── Text ──

We now need to do more than just periodically copy data from one system to another. We need data pipelines that can ingest terabytes of data, process it in a multitude of ways, and store it in a variety of systems. Our apps need to be smarter by weaving together disparate systems and providing intelligence from those aggregations.

Apache Kafka has emerged as a next generation event streaming system to connect our distributed systems through fault tolerant and scalable event-driven architectures. This enables new types of intelligent and engagement applications, especially those that are powered by the new Salesforce Einstein technologies which brings AI to everyone. Today Heroku has announced the availability of Apache Kafka as a managed service, making it easy for you to begin building a new generation of smarter applications!

Integration With ETL and ESBs

Before looking at the benefits of Apache Kafka, let’s look closer at ETL and ESBs.

ETL is simple because of a very defined wiring between a data producer and consumer. For instance, to manage an ETL process I will have a program/script that pulls a data set from one system, does some field mapping, and maybe some calculations, then inserts or updates rows in another system. These kinds of processes are “batch” processes that run on a specified interval (e.g. daily). With ETL we have to program for the possibility that the process can fail before completing a batch, and write manual logic so that new records are not duplicated, and calculations are correct.

ETL processes that rely on vertical scaling, like traditional SQL-based systems, are often challenging to scale horizontally. So if 1 million rows need to be processed there isn’t a clear and easy way to divide (i.e. shard) the work into chunks and distribute those chunks across multiple processing nodes. So ETL is simple but definitely lacks many of the things we would need to do it right.

ESBs decouple the wiring between the data producer and consumer thus providing more flexibility in how systems are glued together.  With an ESB, changes can be immediately propagated across systems and many subscribers can easily receive change notifications, and do their own transformations.

───

Carry on with the Kafka, ETL and ESB text, starting after its last sentence.

── Record extracts ──

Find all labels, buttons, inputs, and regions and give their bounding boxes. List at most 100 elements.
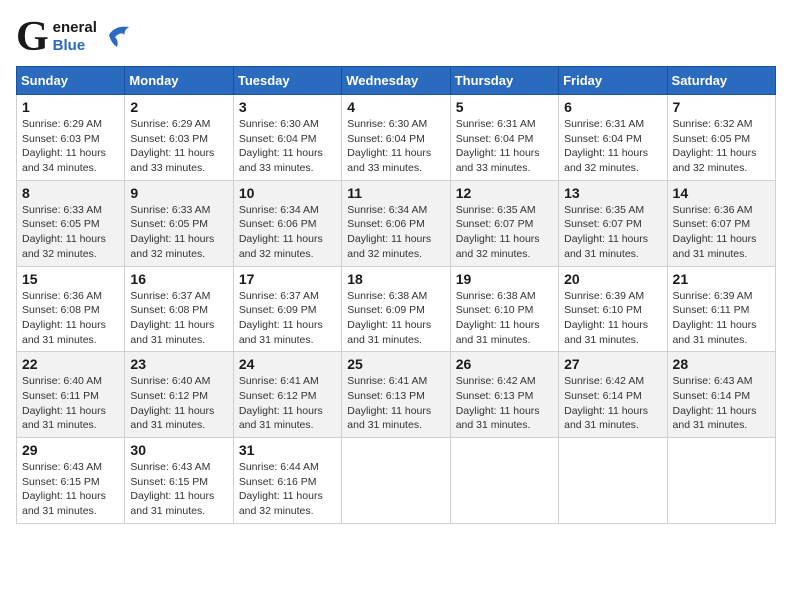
day-info: Sunrise: 6:32 AM Sunset: 6:05 PM Dayligh… bbox=[673, 117, 770, 176]
day-number: 25 bbox=[347, 356, 444, 372]
calendar-day-cell: 19 Sunrise: 6:38 AM Sunset: 6:10 PM Dayl… bbox=[450, 266, 558, 352]
day-header-monday: Monday bbox=[125, 67, 233, 95]
logo-general-text: eneral bbox=[53, 19, 97, 36]
day-number: 28 bbox=[673, 356, 770, 372]
day-number: 7 bbox=[673, 99, 770, 115]
day-header-friday: Friday bbox=[559, 67, 667, 95]
day-info: Sunrise: 6:30 AM Sunset: 6:04 PM Dayligh… bbox=[347, 117, 444, 176]
day-info: Sunrise: 6:36 AM Sunset: 6:08 PM Dayligh… bbox=[22, 289, 119, 348]
calendar-week-row: 22 Sunrise: 6:40 AM Sunset: 6:11 PM Dayl… bbox=[17, 352, 776, 438]
day-info: Sunrise: 6:43 AM Sunset: 6:14 PM Dayligh… bbox=[673, 374, 770, 433]
empty-cell bbox=[667, 438, 775, 524]
calendar-day-cell: 13 Sunrise: 6:35 AM Sunset: 6:07 PM Dayl… bbox=[559, 180, 667, 266]
calendar-table: SundayMondayTuesdayWednesdayThursdayFrid… bbox=[16, 66, 776, 524]
day-number: 26 bbox=[456, 356, 553, 372]
day-info: Sunrise: 6:31 AM Sunset: 6:04 PM Dayligh… bbox=[564, 117, 661, 176]
calendar-week-row: 15 Sunrise: 6:36 AM Sunset: 6:08 PM Dayl… bbox=[17, 266, 776, 352]
day-number: 30 bbox=[130, 442, 227, 458]
day-info: Sunrise: 6:36 AM Sunset: 6:07 PM Dayligh… bbox=[673, 203, 770, 262]
day-number: 12 bbox=[456, 185, 553, 201]
calendar-day-cell: 26 Sunrise: 6:42 AM Sunset: 6:13 PM Dayl… bbox=[450, 352, 558, 438]
calendar-day-cell: 11 Sunrise: 6:34 AM Sunset: 6:06 PM Dayl… bbox=[342, 180, 450, 266]
day-number: 14 bbox=[673, 185, 770, 201]
day-info: Sunrise: 6:38 AM Sunset: 6:10 PM Dayligh… bbox=[456, 289, 553, 348]
day-number: 22 bbox=[22, 356, 119, 372]
empty-cell bbox=[450, 438, 558, 524]
day-info: Sunrise: 6:31 AM Sunset: 6:04 PM Dayligh… bbox=[456, 117, 553, 176]
calendar-day-cell: 20 Sunrise: 6:39 AM Sunset: 6:10 PM Dayl… bbox=[559, 266, 667, 352]
calendar-day-cell: 12 Sunrise: 6:35 AM Sunset: 6:07 PM Dayl… bbox=[450, 180, 558, 266]
calendar-day-cell: 5 Sunrise: 6:31 AM Sunset: 6:04 PM Dayli… bbox=[450, 95, 558, 181]
day-number: 8 bbox=[22, 185, 119, 201]
day-number: 1 bbox=[22, 99, 119, 115]
day-info: Sunrise: 6:35 AM Sunset: 6:07 PM Dayligh… bbox=[564, 203, 661, 262]
calendar-day-cell: 30 Sunrise: 6:43 AM Sunset: 6:15 PM Dayl… bbox=[125, 438, 233, 524]
day-number: 29 bbox=[22, 442, 119, 458]
calendar-week-row: 8 Sunrise: 6:33 AM Sunset: 6:05 PM Dayli… bbox=[17, 180, 776, 266]
day-number: 18 bbox=[347, 271, 444, 287]
day-info: Sunrise: 6:44 AM Sunset: 6:16 PM Dayligh… bbox=[239, 460, 336, 519]
day-info: Sunrise: 6:41 AM Sunset: 6:12 PM Dayligh… bbox=[239, 374, 336, 433]
day-info: Sunrise: 6:40 AM Sunset: 6:11 PM Dayligh… bbox=[22, 374, 119, 433]
calendar-day-cell: 21 Sunrise: 6:39 AM Sunset: 6:11 PM Dayl… bbox=[667, 266, 775, 352]
calendar-day-cell: 14 Sunrise: 6:36 AM Sunset: 6:07 PM Dayl… bbox=[667, 180, 775, 266]
calendar-day-cell: 6 Sunrise: 6:31 AM Sunset: 6:04 PM Dayli… bbox=[559, 95, 667, 181]
day-number: 17 bbox=[239, 271, 336, 287]
day-info: Sunrise: 6:43 AM Sunset: 6:15 PM Dayligh… bbox=[130, 460, 227, 519]
day-number: 2 bbox=[130, 99, 227, 115]
day-number: 9 bbox=[130, 185, 227, 201]
logo-bird-icon bbox=[101, 21, 133, 54]
day-number: 11 bbox=[347, 185, 444, 201]
day-number: 3 bbox=[239, 99, 336, 115]
calendar-week-row: 1 Sunrise: 6:29 AM Sunset: 6:03 PM Dayli… bbox=[17, 95, 776, 181]
day-info: Sunrise: 6:42 AM Sunset: 6:14 PM Dayligh… bbox=[564, 374, 661, 433]
day-info: Sunrise: 6:37 AM Sunset: 6:08 PM Dayligh… bbox=[130, 289, 227, 348]
day-number: 23 bbox=[130, 356, 227, 372]
day-header-saturday: Saturday bbox=[667, 67, 775, 95]
empty-cell bbox=[342, 438, 450, 524]
day-info: Sunrise: 6:35 AM Sunset: 6:07 PM Dayligh… bbox=[456, 203, 553, 262]
logo-blue-text: Blue bbox=[53, 37, 86, 54]
day-number: 16 bbox=[130, 271, 227, 287]
calendar-day-cell: 22 Sunrise: 6:40 AM Sunset: 6:11 PM Dayl… bbox=[17, 352, 125, 438]
day-info: Sunrise: 6:29 AM Sunset: 6:03 PM Dayligh… bbox=[22, 117, 119, 176]
page-header: G eneral Blue bbox=[16, 16, 776, 58]
logo-g-letter: G bbox=[16, 16, 49, 58]
day-number: 5 bbox=[456, 99, 553, 115]
day-number: 10 bbox=[239, 185, 336, 201]
calendar-header-row: SundayMondayTuesdayWednesdayThursdayFrid… bbox=[17, 67, 776, 95]
day-number: 4 bbox=[347, 99, 444, 115]
day-info: Sunrise: 6:34 AM Sunset: 6:06 PM Dayligh… bbox=[347, 203, 444, 262]
calendar-day-cell: 9 Sunrise: 6:33 AM Sunset: 6:05 PM Dayli… bbox=[125, 180, 233, 266]
day-info: Sunrise: 6:40 AM Sunset: 6:12 PM Dayligh… bbox=[130, 374, 227, 433]
calendar-day-cell: 2 Sunrise: 6:29 AM Sunset: 6:03 PM Dayli… bbox=[125, 95, 233, 181]
calendar-day-cell: 10 Sunrise: 6:34 AM Sunset: 6:06 PM Dayl… bbox=[233, 180, 341, 266]
day-number: 6 bbox=[564, 99, 661, 115]
day-info: Sunrise: 6:42 AM Sunset: 6:13 PM Dayligh… bbox=[456, 374, 553, 433]
day-number: 24 bbox=[239, 356, 336, 372]
day-info: Sunrise: 6:29 AM Sunset: 6:03 PM Dayligh… bbox=[130, 117, 227, 176]
calendar-day-cell: 18 Sunrise: 6:38 AM Sunset: 6:09 PM Dayl… bbox=[342, 266, 450, 352]
day-info: Sunrise: 6:43 AM Sunset: 6:15 PM Dayligh… bbox=[22, 460, 119, 519]
day-number: 19 bbox=[456, 271, 553, 287]
day-number: 20 bbox=[564, 271, 661, 287]
calendar-day-cell: 29 Sunrise: 6:43 AM Sunset: 6:15 PM Dayl… bbox=[17, 438, 125, 524]
day-header-wednesday: Wednesday bbox=[342, 67, 450, 95]
calendar-day-cell: 25 Sunrise: 6:41 AM Sunset: 6:13 PM Dayl… bbox=[342, 352, 450, 438]
calendar-day-cell: 23 Sunrise: 6:40 AM Sunset: 6:12 PM Dayl… bbox=[125, 352, 233, 438]
day-info: Sunrise: 6:39 AM Sunset: 6:11 PM Dayligh… bbox=[673, 289, 770, 348]
day-number: 13 bbox=[564, 185, 661, 201]
day-header-tuesday: Tuesday bbox=[233, 67, 341, 95]
day-number: 31 bbox=[239, 442, 336, 458]
logo: G eneral Blue bbox=[16, 16, 133, 58]
calendar-day-cell: 31 Sunrise: 6:44 AM Sunset: 6:16 PM Dayl… bbox=[233, 438, 341, 524]
day-info: Sunrise: 6:33 AM Sunset: 6:05 PM Dayligh… bbox=[130, 203, 227, 262]
day-number: 21 bbox=[673, 271, 770, 287]
day-number: 15 bbox=[22, 271, 119, 287]
empty-cell bbox=[559, 438, 667, 524]
calendar-day-cell: 28 Sunrise: 6:43 AM Sunset: 6:14 PM Dayl… bbox=[667, 352, 775, 438]
calendar-day-cell: 1 Sunrise: 6:29 AM Sunset: 6:03 PM Dayli… bbox=[17, 95, 125, 181]
calendar-day-cell: 3 Sunrise: 6:30 AM Sunset: 6:04 PM Dayli… bbox=[233, 95, 341, 181]
day-number: 27 bbox=[564, 356, 661, 372]
day-info: Sunrise: 6:34 AM Sunset: 6:06 PM Dayligh… bbox=[239, 203, 336, 262]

───

Written reply
The primary downside of an ESB for integration is that there are no guarantees around delivery of a message.  If a consumer is down, then it will miss messages. Also ESBs do not have any ordering guarantees or easy way to shard consumption.

Fault Tolerant and Scalable Integrations

While maintaining the consumer / producer programming model, Kafka overcomes many of the downsides of ETL and ESBs with three main features:

  • Messages are immutable and durable for a specified amount of time so delivery can be guaranteed and distributed.
  • Clustering provides high availability and partitioning/sharding.
  • Messages are ordered within the context of a partition.

With these three features, Kafka provides a resilient way to build integrations that can tolerate failure and scale massively.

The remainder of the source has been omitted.